--- Work instructions ---
In the copy, keep every record exact and leave out all images.

--- Exercise data ---
################

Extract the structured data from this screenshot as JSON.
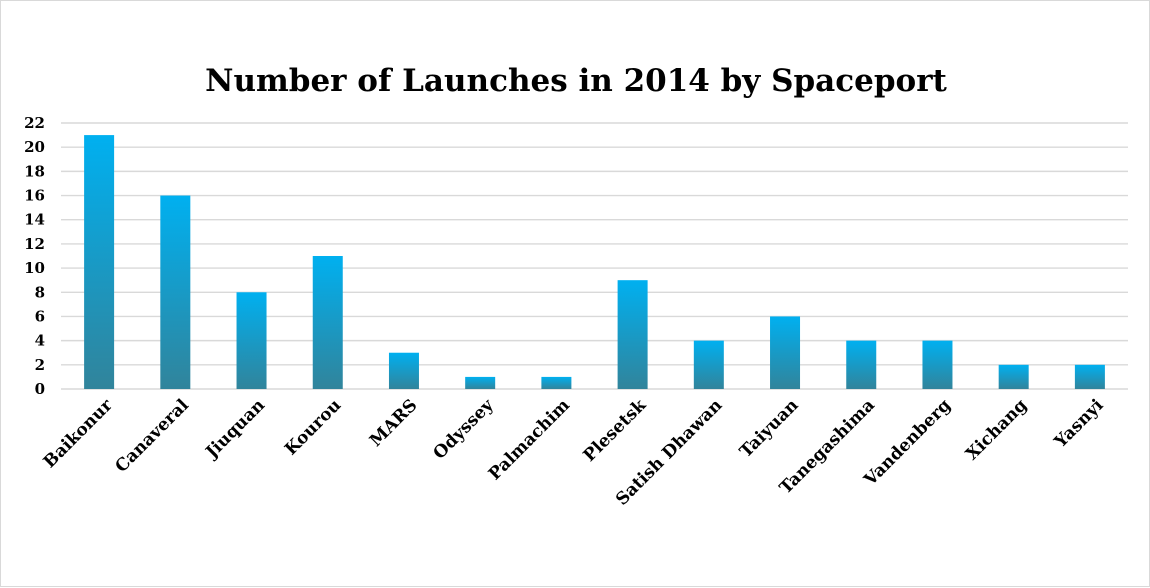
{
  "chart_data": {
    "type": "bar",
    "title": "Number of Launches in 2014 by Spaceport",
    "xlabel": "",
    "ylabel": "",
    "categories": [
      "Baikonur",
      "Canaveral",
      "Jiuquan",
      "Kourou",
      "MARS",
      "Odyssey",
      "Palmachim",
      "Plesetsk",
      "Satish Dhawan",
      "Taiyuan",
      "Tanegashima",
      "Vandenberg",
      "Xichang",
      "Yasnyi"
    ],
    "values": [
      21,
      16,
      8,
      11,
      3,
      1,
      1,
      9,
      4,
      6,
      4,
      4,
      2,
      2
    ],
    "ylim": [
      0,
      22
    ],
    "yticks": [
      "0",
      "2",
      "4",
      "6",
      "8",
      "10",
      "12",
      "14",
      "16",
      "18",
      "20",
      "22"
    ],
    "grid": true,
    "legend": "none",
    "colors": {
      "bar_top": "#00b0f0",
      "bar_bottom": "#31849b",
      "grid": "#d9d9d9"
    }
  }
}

################

--- Response for this exercise ---
Extract the structured data from this screenshot as JSON.
{
  "chart_data": {
    "type": "bar",
    "title": "Number of Launches in 2014 by Spaceport",
    "xlabel": "",
    "ylabel": "",
    "categories": [
      "Baikonur",
      "Canaveral",
      "Jiuquan",
      "Kourou",
      "MARS",
      "Odyssey",
      "Palmachim",
      "Plesetsk",
      "Satish Dhawan",
      "Taiyuan",
      "Tanegashima",
      "Vandenberg",
      "Xichang",
      "Yasnyi"
    ],
    "values": [
      21,
      16,
      8,
      11,
      3,
      1,
      1,
      9,
      4,
      6,
      4,
      4,
      2,
      2
    ],
    "ylim": [
      0,
      22
    ],
    "yticks": [
      "0",
      "2",
      "4",
      "6",
      "8",
      "10",
      "12",
      "14",
      "16",
      "18",
      "20",
      "22"
    ],
    "grid": true,
    "legend": "none",
    "colors": {
      "bar_top": "#00b0f0",
      "bar_bottom": "#31849b",
      "grid": "#d9d9d9"
    }
  }
}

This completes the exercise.